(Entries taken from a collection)
--------------------------------------------------
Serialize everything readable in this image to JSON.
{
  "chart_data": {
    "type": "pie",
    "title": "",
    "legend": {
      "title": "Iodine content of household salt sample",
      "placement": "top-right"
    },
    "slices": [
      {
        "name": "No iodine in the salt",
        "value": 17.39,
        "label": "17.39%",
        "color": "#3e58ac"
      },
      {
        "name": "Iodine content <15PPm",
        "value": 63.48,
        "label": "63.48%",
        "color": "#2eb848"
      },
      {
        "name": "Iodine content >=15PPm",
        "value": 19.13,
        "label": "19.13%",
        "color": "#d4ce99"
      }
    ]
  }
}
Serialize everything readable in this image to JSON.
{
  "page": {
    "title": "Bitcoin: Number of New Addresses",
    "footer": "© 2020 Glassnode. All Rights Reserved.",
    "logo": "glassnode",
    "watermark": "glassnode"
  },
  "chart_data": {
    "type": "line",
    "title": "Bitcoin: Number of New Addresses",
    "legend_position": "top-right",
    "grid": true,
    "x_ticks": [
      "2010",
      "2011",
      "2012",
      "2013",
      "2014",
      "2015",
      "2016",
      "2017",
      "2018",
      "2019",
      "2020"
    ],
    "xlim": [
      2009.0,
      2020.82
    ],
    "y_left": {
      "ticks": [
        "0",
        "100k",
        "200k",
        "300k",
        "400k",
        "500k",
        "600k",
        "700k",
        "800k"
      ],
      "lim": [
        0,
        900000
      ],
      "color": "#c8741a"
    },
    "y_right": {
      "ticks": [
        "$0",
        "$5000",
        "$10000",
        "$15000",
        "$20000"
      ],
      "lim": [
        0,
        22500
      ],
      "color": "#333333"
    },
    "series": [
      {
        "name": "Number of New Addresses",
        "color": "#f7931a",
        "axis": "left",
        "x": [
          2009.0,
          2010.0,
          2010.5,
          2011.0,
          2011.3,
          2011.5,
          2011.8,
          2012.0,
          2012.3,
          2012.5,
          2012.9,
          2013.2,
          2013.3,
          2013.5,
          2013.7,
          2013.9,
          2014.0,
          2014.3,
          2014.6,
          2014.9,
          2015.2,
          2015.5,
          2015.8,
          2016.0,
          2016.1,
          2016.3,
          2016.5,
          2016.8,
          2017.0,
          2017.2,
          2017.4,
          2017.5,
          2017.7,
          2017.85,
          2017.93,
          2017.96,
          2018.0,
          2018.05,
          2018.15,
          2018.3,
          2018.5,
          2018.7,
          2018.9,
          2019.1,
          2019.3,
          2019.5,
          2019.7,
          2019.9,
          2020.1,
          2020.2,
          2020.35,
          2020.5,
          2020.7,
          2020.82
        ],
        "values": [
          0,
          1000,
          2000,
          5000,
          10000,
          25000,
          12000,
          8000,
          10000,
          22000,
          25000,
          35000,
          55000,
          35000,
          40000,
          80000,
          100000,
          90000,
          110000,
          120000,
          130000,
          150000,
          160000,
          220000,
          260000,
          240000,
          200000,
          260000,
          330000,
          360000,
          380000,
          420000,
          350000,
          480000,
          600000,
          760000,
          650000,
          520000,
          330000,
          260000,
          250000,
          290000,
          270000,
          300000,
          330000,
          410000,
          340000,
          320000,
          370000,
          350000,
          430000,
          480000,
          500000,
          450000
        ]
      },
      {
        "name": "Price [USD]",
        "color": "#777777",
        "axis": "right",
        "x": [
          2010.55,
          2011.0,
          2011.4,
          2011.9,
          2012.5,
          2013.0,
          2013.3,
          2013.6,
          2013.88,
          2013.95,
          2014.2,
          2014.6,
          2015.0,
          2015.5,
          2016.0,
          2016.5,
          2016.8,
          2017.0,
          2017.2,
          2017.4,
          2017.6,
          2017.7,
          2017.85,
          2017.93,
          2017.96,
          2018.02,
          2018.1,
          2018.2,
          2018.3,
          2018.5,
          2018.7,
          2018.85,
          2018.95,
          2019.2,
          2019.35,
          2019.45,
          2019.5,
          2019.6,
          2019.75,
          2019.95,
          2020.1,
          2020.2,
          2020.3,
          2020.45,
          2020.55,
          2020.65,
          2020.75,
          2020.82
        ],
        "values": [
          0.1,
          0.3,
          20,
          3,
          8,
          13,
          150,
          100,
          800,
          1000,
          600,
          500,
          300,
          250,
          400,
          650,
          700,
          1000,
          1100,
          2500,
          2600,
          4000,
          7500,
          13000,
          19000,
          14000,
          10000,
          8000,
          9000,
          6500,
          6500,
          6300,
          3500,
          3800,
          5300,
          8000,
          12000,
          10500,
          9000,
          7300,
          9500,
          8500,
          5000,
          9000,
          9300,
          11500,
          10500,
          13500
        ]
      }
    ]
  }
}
--------------------------------------------------
◆ **REQUIREMENT**:
From the records above, pick out and copy each line holding the word "color".

◆ **WRITTEN ANSWER**:
        "color": "#3e58ac"
        "color": "#2eb848"
        "color": "#d4ce99"
      "color": "#c8741a"
      "color": "#333333"
        "color": "#f7931a",
        "color": "#777777",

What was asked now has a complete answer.